EXERCISE: Below are some entries. Work out how many of their lines hold the word "true", and write that number alone.

^^^^^^^^

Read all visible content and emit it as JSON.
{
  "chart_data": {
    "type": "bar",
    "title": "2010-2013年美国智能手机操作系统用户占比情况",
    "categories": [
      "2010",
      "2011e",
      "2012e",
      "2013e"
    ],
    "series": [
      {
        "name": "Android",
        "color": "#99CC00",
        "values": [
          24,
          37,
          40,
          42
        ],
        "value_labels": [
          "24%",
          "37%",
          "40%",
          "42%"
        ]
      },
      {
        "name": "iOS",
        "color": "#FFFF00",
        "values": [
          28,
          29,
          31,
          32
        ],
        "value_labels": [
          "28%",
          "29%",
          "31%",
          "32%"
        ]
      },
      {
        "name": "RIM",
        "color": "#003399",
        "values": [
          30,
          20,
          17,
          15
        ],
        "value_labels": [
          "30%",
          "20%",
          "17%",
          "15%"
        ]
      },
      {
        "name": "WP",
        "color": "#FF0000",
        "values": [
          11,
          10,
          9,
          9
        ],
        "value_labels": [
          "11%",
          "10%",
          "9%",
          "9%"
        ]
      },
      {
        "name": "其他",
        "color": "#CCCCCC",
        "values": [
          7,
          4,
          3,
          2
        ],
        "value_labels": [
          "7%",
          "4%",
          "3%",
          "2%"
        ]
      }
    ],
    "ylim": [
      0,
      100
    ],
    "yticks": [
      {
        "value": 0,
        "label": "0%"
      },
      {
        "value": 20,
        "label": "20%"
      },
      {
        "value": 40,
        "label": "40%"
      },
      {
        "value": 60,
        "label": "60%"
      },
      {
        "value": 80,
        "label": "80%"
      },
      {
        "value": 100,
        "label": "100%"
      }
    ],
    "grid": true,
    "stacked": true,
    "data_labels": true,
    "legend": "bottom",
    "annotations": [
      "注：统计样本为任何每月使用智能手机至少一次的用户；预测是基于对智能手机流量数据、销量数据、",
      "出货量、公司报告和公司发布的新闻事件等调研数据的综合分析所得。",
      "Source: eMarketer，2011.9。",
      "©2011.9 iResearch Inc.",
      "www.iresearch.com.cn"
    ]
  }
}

^^^^^^^^

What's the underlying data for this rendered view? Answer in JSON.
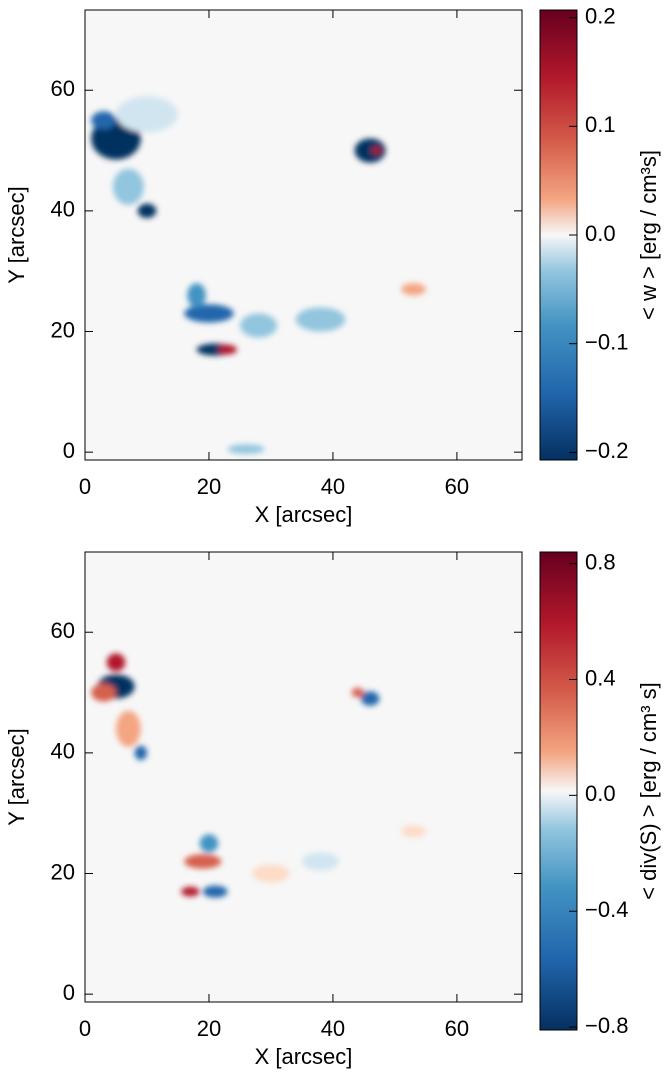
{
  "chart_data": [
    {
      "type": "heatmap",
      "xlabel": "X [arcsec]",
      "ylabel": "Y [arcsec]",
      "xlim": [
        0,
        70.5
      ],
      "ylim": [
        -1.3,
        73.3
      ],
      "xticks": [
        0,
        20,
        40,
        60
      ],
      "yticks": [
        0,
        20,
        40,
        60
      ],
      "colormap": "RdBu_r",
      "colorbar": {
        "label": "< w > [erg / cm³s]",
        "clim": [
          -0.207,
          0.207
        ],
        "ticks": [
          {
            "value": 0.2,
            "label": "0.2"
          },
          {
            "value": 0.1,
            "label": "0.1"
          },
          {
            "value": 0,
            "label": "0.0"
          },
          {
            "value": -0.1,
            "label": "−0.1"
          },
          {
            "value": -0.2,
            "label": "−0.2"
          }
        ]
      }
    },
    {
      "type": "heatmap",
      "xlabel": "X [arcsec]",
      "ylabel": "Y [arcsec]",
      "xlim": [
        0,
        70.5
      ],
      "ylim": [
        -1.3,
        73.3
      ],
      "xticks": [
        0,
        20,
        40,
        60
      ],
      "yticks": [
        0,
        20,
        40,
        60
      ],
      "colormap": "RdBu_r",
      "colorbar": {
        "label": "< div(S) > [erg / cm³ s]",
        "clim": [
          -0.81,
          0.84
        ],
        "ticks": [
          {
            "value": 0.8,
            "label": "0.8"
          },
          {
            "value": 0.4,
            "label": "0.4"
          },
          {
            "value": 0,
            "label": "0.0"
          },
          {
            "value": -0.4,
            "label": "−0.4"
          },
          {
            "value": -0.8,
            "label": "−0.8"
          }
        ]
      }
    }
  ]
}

^^^^^^^^

SOLUTION: 3